Start Records for processing
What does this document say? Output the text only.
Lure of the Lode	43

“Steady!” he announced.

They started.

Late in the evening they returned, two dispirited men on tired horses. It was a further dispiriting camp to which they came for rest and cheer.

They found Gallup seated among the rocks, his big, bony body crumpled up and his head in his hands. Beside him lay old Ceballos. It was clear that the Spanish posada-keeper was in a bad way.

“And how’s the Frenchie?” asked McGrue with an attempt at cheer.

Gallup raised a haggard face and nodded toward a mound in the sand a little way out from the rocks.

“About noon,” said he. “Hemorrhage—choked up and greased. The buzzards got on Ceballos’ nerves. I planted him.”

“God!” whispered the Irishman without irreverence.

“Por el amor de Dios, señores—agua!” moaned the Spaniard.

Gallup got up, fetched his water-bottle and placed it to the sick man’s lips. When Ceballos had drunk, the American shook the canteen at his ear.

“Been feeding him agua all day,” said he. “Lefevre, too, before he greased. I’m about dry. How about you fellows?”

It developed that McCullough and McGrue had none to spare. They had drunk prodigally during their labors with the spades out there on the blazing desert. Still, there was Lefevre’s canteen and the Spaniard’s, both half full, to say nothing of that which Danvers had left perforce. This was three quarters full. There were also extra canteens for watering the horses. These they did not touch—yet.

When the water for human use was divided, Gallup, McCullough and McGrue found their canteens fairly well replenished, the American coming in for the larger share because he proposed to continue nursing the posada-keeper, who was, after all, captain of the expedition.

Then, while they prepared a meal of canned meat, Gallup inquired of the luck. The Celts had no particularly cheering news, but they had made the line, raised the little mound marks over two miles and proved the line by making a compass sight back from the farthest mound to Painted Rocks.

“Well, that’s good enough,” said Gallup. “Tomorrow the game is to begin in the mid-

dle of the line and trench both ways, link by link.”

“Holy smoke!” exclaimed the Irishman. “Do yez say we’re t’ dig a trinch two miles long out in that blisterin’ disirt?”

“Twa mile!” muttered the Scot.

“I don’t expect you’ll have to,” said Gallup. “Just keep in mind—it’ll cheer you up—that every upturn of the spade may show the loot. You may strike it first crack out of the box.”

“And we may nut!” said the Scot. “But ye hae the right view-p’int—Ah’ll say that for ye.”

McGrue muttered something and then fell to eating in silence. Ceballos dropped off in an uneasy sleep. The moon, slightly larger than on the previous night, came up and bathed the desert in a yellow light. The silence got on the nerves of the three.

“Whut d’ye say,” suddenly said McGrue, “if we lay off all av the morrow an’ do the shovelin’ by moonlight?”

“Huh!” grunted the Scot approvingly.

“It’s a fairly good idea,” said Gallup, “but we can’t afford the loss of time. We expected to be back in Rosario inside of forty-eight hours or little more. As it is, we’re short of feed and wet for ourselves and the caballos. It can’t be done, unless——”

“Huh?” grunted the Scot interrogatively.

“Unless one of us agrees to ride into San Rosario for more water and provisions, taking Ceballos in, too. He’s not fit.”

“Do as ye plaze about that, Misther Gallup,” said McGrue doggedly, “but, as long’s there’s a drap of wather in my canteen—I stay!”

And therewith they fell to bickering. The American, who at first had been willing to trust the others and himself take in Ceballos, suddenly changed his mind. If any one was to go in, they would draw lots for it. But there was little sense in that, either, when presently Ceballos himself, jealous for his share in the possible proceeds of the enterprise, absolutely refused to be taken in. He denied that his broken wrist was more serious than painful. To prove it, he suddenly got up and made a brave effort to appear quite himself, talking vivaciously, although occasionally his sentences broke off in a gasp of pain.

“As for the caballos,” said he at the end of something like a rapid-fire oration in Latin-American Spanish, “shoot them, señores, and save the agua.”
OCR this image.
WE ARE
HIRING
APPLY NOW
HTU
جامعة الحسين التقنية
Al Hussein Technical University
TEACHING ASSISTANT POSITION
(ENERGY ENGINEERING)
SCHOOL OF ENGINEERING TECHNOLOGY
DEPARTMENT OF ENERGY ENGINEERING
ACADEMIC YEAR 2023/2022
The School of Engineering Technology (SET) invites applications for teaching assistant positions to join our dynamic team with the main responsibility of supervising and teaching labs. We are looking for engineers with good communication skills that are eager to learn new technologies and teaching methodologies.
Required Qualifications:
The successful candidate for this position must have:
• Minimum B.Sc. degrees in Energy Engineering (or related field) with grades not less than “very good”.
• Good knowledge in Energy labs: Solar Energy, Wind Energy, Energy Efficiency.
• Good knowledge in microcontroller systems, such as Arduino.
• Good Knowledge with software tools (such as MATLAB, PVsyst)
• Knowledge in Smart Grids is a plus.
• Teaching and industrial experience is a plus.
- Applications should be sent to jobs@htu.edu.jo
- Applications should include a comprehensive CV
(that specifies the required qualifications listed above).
End Records for processing
▶ Problem statement: Copy out the material word for word and line for line.

▶ Reply:
What does this document say? Output the text only.
Lure of the Lode	43

“Steady!” he announced.

They started.

Late in the evening they returned, two dispirited men on tired horses. It was a further dispiriting camp to which they came for rest and cheer.

They found Gallup seated among the rocks, his big, bony body crumpled up and his head in his hands. Beside him lay old Ceballos. It was clear that the Spanish posada-keeper was in a bad way.

“And how’s the Frenchie?” asked McGrue with an attempt at cheer.

Gallup raised a haggard face and nodded toward a mound in the sand a little way out from the rocks.

“About noon,” said he. “Hemorrhage—choked up and greased. The buzzards got on Ceballos’ nerves. I planted him.”

“God!” whispered the Irishman without irreverence.

“Por el amor de Dios, señores—agua!” moaned the Spaniard.

Gallup got up, fetched his water-bottle and placed it to the sick man’s lips. When Ceballos had drunk, the American shook the canteen at his ear.

“Been feeding him agua all day,” said he. “Lefevre, too, before he greased. I’m about dry. How about you fellows?”

It developed that McCullough and McGrue had none to spare. They had drunk prodigally during their labors with the spades out there on the blazing desert. Still, there was Lefevre’s canteen and the Spaniard’s, both half full, to say nothing of that which Danvers had left perforce. This was three quarters full. There were also extra canteens for watering the horses. These they did not touch—yet.

When the water for human use was divided, Gallup, McCullough and McGrue found their canteens fairly well replenished, the American coming in for the larger share because he proposed to continue nursing the posada-keeper, who was, after all, captain of the expedition.

Then, while they prepared a meal of canned meat, Gallup inquired of the luck. The Celts had no particularly cheering news, but they had made the line, raised the little mound marks over two miles and proved the line by making a compass sight back from the farthest mound to Painted Rocks.

“Well, that’s good enough,” said Gallup. “Tomorrow the game is to begin in the mid-

dle of the line and trench both ways, link by link.”

“Holy smoke!” exclaimed the Irishman. “Do yez say we’re t’ dig a trinch two miles long out in that blisterin’ disirt?”

“Twa mile!” muttered the Scot.

“I don’t expect you’ll have to,” said Gallup. “Just keep in mind—it’ll cheer you up—that every upturn of the spade may show the loot. You may strike it first crack out of the box.”

“And we may nut!” said the Scot. “But ye hae the right view-p’int—Ah’ll say that for ye.”

McGrue muttered something and then fell to eating in silence. Ceballos dropped off in an uneasy sleep. The moon, slightly larger than on the previous night, came up and bathed the desert in a yellow light. The silence got on the nerves of the three.

“Whut d’ye say,” suddenly said McGrue, “if we lay off all av the morrow an’ do the shovelin’ by moonlight?”

“Huh!” grunted the Scot approvingly.

“It’s a fairly good idea,” said Gallup, “but we can’t afford the loss of time. We expected to be back in Rosario inside of forty-eight hours or little more. As it is, we’re short of feed and wet for ourselves and the caballos. It can’t be done, unless——”

“Huh?” grunted the Scot interrogatively.

“Unless one of us agrees to ride into San Rosario for more water and provisions, taking Ceballos in, too. He’s not fit.”

“Do as ye plaze about that, Misther Gallup,” said McGrue doggedly, “but, as long’s there’s a drap of wather in my canteen—I stay!”

And therewith they fell to bickering. The American, who at first had been willing to trust the others and himself take in Ceballos, suddenly changed his mind. If any one was to go in, they would draw lots for it. But there was little sense in that, either, when presently Ceballos himself, jealous for his share in the possible proceeds of the enterprise, absolutely refused to be taken in. He denied that his broken wrist was more serious than painful. To prove it, he suddenly got up and made a brave effort to appear quite himself, talking vivaciously, although occasionally his sentences broke off in a gasp of pain.

“As for the caballos,” said he at the end of something like a rapid-fire oration in Latin-American Spanish, “shoot them, señores, and save the agua.”
OCR this image.
WE ARE
HIRING
APPLY NOW
HTU
جامعة الحسين التقنية
Al Hussein Technical University
TEACHING ASSISTANT POSITION
(ENERGY ENGINEERING)
SCHOOL OF ENGINEERING TECHNOLOGY
DEPARTMENT OF ENERGY ENGINEERING
ACADEMIC YEAR 2023/2022
The School of Engineering Technology (SET) invites applications for teaching assistant positions to join our dynamic team with the main responsibility of supervising and teaching labs. We are looking for engineers with good communication skills that are eager to learn new technologies and teaching methodologies.
Required Qualifications:
The successful candidate for this position must have:
• Minimum B.Sc. degrees in Energy Engineering (or related field) with grades not less than “very good”.
• Good knowledge in Energy labs: Solar Energy, Wind Energy, Energy Efficiency.
• Good knowledge in microcontroller systems, such as Arduino.
• Good Knowledge with software tools (such as MATLAB, PVsyst)
• Knowledge in Smart Grids is a plus.
• Teaching and industrial experience is a plus.
- Applications should be sent to jobs@htu.edu.jo
- Applications should include a comprehensive CV
(that specifies the required qualifications listed above).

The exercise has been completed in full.